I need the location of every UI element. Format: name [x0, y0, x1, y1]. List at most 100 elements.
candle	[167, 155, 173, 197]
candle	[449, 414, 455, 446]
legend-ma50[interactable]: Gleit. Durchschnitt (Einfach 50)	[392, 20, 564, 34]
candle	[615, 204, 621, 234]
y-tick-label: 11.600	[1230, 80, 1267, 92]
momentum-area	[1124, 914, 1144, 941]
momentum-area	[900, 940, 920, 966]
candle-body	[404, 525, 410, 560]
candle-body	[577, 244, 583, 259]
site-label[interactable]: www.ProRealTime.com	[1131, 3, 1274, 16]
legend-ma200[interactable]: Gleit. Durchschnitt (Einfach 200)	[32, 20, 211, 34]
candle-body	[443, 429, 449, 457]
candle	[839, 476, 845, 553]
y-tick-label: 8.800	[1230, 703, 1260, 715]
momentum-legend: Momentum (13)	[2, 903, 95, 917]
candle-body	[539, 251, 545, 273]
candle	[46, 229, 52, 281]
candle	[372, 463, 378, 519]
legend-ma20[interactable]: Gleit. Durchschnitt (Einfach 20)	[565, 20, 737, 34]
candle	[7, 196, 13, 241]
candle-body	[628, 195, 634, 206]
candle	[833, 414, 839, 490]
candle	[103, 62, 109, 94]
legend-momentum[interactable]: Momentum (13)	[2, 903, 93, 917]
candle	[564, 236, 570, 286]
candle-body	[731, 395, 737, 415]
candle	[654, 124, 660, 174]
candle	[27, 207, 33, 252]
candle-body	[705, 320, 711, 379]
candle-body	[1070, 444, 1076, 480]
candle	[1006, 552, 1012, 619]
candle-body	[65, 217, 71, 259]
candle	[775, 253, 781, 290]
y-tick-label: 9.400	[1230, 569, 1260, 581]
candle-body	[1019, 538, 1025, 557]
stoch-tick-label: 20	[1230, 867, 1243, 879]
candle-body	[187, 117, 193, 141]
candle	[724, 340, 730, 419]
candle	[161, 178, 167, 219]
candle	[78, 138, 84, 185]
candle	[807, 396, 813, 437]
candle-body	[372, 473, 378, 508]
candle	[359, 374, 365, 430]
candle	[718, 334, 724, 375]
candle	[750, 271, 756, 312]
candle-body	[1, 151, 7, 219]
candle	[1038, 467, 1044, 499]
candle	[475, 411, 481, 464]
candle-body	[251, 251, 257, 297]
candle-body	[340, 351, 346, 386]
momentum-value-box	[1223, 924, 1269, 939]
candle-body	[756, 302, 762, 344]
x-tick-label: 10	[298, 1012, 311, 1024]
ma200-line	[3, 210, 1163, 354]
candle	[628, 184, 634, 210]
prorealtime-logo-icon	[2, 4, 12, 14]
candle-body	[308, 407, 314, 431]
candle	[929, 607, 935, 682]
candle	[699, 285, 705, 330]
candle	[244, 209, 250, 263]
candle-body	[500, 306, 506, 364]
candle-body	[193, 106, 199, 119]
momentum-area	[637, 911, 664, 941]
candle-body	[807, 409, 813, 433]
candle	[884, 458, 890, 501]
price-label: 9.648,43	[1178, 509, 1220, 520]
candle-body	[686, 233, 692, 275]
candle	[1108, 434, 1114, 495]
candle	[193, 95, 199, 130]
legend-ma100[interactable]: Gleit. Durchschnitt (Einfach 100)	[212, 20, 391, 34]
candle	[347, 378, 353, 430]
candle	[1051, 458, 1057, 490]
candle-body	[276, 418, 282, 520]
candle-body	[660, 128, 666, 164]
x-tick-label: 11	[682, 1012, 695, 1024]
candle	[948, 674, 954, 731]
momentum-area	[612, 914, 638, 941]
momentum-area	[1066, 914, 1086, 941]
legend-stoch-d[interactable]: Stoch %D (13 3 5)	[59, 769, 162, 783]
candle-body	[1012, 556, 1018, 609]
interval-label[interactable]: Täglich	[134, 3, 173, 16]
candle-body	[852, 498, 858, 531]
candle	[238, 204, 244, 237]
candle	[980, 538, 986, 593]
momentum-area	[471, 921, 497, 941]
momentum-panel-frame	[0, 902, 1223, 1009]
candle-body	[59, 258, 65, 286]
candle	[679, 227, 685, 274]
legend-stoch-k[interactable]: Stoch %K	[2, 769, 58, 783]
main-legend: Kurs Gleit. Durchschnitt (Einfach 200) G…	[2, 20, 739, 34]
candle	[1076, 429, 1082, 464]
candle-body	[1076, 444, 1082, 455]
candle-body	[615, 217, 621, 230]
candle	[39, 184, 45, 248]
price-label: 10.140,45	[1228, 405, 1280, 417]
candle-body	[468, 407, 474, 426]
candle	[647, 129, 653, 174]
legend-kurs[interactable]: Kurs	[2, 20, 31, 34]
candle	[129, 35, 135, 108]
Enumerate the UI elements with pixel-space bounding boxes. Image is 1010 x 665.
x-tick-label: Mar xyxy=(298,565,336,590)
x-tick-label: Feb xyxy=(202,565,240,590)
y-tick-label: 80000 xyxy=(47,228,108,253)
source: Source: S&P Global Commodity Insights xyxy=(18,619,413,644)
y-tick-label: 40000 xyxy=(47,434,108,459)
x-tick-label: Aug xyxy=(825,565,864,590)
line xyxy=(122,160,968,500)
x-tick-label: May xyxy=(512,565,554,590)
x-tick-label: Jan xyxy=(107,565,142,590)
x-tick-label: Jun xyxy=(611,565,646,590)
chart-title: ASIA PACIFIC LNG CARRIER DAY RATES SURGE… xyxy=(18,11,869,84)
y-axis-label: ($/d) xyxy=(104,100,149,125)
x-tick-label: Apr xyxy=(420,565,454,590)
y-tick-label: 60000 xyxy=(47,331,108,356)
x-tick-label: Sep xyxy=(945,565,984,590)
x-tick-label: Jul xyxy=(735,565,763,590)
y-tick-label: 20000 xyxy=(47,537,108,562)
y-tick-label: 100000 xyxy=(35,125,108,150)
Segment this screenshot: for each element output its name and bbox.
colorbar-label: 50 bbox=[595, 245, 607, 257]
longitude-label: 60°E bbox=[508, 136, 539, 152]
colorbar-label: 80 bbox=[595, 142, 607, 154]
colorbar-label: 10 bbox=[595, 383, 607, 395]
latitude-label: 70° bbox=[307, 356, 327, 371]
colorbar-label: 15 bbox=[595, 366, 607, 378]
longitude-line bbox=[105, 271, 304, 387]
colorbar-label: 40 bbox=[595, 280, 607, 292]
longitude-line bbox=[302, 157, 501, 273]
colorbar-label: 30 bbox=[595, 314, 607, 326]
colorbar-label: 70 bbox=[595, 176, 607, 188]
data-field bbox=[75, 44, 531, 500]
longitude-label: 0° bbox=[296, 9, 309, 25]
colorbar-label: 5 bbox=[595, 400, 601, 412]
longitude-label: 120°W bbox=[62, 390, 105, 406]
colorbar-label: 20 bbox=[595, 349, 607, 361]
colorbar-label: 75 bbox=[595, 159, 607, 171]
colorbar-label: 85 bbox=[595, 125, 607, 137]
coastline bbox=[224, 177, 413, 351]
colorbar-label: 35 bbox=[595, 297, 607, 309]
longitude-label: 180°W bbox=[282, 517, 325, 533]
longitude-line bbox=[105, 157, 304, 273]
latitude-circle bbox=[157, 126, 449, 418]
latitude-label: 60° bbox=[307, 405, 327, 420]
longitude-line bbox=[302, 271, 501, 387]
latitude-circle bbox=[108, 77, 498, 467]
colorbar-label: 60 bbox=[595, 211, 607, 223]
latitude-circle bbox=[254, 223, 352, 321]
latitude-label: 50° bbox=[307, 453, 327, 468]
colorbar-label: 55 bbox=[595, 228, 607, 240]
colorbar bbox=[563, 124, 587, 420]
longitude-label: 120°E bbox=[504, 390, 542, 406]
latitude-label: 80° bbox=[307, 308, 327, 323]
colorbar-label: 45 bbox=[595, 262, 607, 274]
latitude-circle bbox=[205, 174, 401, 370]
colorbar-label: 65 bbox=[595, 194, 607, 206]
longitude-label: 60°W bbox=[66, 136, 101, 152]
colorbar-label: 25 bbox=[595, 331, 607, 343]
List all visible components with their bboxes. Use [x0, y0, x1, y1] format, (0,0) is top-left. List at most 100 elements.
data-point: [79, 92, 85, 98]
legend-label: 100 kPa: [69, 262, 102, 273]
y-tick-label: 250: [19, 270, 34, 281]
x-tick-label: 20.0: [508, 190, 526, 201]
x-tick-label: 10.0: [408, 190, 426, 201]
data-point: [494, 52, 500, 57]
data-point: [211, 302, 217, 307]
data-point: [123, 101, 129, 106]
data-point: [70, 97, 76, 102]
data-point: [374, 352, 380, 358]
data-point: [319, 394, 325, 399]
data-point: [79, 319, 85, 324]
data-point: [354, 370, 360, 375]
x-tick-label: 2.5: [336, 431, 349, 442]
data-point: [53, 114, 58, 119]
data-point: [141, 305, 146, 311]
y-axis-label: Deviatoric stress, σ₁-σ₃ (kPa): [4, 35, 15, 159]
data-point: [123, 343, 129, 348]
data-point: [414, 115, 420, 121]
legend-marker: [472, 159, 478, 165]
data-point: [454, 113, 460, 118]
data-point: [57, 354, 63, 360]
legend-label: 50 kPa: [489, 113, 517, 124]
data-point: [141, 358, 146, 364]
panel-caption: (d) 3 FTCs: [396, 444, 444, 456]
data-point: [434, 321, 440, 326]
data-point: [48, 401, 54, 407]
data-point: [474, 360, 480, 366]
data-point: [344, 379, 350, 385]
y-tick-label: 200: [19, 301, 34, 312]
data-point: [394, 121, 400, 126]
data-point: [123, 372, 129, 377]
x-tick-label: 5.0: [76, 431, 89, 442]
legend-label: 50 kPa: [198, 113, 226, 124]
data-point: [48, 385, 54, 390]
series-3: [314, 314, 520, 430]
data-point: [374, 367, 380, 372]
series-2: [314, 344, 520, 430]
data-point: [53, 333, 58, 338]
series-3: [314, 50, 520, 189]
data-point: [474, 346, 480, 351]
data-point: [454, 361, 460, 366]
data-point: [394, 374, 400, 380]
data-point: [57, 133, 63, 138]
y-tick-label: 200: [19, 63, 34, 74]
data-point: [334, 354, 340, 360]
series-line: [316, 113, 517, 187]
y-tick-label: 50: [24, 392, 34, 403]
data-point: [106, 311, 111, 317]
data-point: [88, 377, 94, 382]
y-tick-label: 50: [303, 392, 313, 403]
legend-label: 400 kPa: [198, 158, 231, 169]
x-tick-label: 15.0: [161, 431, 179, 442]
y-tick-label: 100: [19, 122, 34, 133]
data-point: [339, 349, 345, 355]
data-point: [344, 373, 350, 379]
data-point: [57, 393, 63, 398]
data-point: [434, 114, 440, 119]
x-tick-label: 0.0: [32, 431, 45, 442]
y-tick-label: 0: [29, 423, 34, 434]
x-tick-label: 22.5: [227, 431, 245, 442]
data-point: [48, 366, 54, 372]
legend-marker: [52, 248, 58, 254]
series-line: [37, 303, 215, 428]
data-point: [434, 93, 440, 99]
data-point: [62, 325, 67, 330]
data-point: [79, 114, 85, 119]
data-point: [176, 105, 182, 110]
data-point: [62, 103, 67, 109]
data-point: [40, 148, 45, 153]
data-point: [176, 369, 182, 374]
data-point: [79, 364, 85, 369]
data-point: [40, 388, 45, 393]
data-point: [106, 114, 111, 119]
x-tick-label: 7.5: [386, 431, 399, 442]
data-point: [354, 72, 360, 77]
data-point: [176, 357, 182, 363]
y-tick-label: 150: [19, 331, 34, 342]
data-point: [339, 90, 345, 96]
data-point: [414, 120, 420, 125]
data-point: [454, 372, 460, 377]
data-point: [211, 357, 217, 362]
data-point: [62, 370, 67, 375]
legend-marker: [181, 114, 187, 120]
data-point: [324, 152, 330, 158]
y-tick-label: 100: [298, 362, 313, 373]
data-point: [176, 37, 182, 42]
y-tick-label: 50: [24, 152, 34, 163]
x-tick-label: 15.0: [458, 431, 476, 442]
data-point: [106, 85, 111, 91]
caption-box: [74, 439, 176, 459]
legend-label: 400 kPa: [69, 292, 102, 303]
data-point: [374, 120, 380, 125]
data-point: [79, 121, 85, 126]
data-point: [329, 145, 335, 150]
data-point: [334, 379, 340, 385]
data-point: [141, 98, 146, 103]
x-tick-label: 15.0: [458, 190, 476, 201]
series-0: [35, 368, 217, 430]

+++++

Please format the rows from the very first line through the line that contains "legend-ma50[interactable]: Gleit. Durchschnitt" as a JSON list of strings, one string per line, with blank lines left out.

[
  "I need the location of every UI element. Format: name [x0, y0, x1, y1]. List at most 100 elements.",
  "candle\t[167, 155, 173, 197]",
  "candle\t[449, 414, 455, 446]",
  "legend-ma50[interactable]: Gleit. Durchschnitt (Einfach 50)\t[392, 20, 564, 34]"
]